**Input material:**
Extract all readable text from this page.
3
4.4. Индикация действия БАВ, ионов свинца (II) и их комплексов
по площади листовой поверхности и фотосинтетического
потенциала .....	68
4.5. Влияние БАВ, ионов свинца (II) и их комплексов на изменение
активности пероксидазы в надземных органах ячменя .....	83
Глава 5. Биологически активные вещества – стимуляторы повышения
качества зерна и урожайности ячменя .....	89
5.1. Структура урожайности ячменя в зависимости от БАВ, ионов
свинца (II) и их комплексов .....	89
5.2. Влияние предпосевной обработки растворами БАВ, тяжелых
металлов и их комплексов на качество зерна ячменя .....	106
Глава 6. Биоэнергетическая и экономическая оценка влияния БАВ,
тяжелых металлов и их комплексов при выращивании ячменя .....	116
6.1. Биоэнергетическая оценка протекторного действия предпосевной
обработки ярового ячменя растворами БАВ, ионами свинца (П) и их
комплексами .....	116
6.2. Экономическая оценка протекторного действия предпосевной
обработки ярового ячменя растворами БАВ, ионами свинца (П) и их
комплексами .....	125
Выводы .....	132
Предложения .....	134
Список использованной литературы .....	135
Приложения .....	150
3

**What you should do:** From the listing above, copy every line that includes the word "Влияние".

**Expected answer:**
4.5. Влияние БАВ, ионов свинца (II) и их комплексов на изменение
5.2. Влияние предпосевной обработки растворами БАВ, тяжелых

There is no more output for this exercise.